Dataset rows:
▬▬▬▬▬▬▬▬▬▬
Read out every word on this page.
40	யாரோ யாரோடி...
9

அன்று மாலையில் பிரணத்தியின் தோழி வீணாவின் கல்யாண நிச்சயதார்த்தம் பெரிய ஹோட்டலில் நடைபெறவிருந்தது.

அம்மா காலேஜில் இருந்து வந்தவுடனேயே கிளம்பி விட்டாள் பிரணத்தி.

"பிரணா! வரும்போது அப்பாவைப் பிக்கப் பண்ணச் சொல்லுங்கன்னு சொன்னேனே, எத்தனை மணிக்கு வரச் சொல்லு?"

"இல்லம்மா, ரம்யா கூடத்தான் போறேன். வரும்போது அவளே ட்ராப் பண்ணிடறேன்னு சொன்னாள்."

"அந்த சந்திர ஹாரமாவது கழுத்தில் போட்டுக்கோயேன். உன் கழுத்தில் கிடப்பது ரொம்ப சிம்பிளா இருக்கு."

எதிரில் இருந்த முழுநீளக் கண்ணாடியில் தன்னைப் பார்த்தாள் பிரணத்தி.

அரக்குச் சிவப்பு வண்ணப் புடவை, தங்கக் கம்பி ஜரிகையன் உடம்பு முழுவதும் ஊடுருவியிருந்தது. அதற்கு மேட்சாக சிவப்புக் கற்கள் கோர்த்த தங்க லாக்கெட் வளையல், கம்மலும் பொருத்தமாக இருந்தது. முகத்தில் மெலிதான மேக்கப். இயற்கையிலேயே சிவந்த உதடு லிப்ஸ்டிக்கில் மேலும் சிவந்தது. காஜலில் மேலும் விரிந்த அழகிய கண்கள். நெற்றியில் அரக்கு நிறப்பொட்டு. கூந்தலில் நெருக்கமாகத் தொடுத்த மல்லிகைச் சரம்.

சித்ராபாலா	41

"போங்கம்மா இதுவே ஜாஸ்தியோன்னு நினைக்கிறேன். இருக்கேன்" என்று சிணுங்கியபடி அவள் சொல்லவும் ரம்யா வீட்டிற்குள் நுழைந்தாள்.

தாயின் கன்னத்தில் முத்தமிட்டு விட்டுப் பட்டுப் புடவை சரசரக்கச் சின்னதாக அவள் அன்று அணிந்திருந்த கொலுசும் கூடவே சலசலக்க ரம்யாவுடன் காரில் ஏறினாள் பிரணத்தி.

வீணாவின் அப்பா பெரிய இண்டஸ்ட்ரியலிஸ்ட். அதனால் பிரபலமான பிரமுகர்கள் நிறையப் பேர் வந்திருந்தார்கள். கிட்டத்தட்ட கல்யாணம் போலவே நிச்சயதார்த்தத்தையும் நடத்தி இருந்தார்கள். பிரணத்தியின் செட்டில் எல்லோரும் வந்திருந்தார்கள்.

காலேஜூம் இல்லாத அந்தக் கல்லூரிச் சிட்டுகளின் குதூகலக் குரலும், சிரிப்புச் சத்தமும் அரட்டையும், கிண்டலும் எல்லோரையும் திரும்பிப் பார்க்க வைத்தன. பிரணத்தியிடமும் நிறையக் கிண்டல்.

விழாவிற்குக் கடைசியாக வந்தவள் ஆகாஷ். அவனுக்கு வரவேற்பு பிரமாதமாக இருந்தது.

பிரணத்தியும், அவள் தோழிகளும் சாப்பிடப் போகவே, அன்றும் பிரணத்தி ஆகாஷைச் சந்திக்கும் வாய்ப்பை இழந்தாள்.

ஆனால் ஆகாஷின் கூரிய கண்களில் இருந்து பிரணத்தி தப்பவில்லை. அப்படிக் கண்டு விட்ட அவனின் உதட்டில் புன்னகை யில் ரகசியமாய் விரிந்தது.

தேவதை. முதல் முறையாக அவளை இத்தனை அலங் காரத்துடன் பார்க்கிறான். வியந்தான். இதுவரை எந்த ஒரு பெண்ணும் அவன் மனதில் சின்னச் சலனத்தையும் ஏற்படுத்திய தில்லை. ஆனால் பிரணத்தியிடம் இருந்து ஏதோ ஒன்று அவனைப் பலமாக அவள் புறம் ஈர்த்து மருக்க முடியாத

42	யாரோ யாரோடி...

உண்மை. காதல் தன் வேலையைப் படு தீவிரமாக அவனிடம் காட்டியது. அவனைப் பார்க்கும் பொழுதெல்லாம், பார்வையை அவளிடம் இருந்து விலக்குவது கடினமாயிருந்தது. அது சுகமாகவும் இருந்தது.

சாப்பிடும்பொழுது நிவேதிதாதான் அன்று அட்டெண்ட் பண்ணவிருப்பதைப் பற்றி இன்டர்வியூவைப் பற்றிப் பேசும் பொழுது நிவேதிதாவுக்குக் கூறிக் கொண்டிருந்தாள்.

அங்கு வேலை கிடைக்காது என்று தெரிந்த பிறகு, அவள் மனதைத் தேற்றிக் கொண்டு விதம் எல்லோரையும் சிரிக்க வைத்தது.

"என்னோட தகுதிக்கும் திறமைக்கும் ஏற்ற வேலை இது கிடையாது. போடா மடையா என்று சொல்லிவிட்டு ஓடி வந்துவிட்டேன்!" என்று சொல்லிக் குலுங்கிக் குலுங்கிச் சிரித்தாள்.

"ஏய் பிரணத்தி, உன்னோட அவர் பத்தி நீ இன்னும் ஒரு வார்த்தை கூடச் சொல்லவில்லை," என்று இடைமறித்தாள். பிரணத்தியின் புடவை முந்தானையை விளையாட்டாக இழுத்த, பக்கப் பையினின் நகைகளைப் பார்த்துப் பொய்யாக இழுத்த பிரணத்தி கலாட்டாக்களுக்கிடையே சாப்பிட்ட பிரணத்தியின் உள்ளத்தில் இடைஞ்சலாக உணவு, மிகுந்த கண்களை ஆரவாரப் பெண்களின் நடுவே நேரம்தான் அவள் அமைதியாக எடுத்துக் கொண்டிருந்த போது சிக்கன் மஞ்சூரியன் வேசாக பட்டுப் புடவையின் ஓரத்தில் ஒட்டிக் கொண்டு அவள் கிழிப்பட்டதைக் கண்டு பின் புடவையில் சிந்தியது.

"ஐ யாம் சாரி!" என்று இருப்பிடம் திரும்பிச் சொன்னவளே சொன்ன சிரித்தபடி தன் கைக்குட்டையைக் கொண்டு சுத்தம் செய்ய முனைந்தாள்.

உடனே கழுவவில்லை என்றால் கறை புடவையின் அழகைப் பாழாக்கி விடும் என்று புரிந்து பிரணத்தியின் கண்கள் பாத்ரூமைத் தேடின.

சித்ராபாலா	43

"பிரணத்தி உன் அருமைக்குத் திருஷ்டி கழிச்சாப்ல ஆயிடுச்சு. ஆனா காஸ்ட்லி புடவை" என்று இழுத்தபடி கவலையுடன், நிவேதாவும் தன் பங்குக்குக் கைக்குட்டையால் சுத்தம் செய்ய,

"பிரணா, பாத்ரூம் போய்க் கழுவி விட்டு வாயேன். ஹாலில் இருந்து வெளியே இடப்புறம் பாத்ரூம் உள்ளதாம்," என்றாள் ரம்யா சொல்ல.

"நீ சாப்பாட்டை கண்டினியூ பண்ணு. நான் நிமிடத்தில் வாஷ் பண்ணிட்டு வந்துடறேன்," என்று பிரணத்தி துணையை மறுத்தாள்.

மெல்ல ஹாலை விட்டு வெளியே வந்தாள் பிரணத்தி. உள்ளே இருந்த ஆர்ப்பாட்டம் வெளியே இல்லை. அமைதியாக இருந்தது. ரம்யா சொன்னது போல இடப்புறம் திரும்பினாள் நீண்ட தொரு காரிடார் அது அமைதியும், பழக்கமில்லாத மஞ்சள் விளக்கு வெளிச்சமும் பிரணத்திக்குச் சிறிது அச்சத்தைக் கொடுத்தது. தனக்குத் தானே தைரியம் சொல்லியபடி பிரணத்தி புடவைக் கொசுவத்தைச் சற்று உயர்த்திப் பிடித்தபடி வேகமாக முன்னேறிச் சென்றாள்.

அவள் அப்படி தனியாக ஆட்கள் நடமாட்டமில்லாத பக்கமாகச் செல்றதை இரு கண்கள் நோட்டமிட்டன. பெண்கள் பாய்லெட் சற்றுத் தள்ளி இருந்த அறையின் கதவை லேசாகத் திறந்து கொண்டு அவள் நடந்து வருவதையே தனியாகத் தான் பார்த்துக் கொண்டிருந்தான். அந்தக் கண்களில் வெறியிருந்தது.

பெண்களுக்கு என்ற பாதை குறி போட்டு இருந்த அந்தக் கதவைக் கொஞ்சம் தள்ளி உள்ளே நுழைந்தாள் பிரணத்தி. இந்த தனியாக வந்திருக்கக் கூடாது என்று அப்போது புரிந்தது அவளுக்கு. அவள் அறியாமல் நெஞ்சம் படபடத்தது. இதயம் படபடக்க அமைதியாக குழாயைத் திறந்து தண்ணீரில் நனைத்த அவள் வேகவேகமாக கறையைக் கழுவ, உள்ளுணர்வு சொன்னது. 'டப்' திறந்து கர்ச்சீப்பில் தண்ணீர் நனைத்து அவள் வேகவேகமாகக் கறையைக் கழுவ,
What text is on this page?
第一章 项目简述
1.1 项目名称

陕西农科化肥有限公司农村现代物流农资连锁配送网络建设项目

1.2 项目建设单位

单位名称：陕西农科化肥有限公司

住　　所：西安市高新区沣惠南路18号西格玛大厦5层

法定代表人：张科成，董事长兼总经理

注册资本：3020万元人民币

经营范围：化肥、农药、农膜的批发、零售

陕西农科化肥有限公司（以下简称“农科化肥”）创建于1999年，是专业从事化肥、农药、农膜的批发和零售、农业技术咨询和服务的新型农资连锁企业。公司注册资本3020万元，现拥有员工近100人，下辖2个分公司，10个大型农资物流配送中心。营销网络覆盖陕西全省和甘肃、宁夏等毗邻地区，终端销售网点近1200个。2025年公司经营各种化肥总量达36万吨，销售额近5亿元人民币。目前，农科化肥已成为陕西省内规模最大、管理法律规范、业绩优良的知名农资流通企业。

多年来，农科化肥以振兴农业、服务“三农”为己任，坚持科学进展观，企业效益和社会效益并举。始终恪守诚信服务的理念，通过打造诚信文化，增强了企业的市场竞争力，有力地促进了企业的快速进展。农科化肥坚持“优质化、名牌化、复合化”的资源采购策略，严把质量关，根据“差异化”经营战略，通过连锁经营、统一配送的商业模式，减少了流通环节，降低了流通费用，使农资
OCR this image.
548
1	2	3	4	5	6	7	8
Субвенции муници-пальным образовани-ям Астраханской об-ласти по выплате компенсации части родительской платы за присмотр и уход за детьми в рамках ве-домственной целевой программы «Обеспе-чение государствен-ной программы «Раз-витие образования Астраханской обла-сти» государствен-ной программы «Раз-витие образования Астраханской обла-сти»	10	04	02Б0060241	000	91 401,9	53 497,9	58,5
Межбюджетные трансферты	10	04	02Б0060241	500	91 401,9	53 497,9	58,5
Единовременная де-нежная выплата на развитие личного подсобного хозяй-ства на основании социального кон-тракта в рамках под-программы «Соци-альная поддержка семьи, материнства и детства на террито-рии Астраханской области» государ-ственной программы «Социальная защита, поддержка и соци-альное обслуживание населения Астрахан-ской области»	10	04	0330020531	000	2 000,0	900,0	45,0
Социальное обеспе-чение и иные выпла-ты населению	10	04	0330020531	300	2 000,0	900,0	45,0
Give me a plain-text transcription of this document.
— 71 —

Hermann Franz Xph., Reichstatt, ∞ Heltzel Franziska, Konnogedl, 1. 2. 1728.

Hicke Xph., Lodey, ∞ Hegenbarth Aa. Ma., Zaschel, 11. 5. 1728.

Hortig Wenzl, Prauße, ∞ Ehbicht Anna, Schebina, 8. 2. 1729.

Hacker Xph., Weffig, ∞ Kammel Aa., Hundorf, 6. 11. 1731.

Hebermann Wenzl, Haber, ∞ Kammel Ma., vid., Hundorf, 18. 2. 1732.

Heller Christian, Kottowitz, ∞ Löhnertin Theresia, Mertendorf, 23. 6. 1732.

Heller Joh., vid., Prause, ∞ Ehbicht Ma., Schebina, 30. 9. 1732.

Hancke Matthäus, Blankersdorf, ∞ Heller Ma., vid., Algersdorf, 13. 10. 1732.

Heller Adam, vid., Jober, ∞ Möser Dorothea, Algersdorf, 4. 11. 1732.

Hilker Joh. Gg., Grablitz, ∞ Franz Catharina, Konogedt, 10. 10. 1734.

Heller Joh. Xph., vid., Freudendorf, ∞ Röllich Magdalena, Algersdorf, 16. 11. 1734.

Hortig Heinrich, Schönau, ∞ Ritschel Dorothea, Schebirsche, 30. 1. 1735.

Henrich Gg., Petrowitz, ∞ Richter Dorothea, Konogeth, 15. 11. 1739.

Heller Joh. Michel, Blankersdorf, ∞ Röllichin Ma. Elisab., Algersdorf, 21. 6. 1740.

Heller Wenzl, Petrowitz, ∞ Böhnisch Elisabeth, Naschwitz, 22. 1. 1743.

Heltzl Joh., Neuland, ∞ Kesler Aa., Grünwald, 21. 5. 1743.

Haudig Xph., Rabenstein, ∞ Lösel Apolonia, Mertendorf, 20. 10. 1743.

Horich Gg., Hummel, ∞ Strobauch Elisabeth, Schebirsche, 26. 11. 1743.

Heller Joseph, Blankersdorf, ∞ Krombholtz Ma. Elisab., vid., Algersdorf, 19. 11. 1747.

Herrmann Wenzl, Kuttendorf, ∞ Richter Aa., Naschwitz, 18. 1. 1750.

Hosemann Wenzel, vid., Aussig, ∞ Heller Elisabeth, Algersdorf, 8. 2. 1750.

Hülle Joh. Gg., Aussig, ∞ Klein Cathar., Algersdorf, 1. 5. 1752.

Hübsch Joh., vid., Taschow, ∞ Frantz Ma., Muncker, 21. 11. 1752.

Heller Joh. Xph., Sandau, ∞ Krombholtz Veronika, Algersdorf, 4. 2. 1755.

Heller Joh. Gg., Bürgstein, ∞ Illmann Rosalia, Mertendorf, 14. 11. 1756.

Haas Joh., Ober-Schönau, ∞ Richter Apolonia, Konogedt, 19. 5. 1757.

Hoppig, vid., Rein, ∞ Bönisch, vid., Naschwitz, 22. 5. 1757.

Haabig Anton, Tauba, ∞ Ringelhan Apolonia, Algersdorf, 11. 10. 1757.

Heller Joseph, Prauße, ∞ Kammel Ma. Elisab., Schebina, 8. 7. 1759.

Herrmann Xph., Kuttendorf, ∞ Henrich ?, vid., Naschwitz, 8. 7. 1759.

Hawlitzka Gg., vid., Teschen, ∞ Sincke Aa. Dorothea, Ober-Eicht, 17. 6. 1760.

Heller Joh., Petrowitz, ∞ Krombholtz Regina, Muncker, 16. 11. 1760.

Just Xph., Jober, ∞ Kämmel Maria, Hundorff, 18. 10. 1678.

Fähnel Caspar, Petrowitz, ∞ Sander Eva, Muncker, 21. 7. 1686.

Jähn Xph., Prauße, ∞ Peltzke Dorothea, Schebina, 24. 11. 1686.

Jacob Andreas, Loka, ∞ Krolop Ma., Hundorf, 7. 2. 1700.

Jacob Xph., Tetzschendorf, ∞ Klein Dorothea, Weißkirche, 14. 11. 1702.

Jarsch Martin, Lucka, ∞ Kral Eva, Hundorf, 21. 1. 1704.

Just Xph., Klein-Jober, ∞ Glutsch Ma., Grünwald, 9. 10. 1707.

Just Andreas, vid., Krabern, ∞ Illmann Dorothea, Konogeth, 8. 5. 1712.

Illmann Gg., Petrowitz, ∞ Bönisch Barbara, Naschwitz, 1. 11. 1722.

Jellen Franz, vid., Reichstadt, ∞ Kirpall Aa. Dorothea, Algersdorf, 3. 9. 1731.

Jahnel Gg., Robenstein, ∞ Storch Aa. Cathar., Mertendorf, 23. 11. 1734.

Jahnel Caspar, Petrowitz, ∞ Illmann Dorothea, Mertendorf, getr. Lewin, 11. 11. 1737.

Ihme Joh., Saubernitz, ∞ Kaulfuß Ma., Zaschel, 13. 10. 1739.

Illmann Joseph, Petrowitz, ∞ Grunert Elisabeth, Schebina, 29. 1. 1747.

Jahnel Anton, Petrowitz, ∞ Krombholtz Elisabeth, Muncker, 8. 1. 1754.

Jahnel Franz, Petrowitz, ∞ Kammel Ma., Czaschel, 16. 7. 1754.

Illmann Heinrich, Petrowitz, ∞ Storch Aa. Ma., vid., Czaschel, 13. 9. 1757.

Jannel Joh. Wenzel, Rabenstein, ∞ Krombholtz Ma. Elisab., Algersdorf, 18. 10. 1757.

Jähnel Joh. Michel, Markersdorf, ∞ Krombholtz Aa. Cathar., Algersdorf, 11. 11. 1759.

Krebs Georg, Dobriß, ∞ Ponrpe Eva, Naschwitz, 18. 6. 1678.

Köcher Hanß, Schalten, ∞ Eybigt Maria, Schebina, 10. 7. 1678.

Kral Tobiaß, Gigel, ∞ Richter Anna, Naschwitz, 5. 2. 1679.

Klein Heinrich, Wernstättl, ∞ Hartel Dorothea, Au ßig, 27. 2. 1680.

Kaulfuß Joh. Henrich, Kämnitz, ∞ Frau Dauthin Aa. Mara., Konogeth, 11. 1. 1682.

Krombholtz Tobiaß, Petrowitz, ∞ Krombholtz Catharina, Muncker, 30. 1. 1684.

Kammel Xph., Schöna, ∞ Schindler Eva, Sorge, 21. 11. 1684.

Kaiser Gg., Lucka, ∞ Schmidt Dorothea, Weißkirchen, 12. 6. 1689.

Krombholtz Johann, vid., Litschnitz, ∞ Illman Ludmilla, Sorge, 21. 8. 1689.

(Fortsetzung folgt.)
▬▬▬▬▬▬▬▬▬▬
Which lines include "Schönau"? Copy each of them out.

Answer to the task —
Hortig Heinrich, Schönau, ∞ Ritschel Dorothea, Schebirsche, 30. 1. 1735.
Haas Joh., Ober-Schönau, ∞ Richter Apolonia, Konogedt, 19. 5. 1757.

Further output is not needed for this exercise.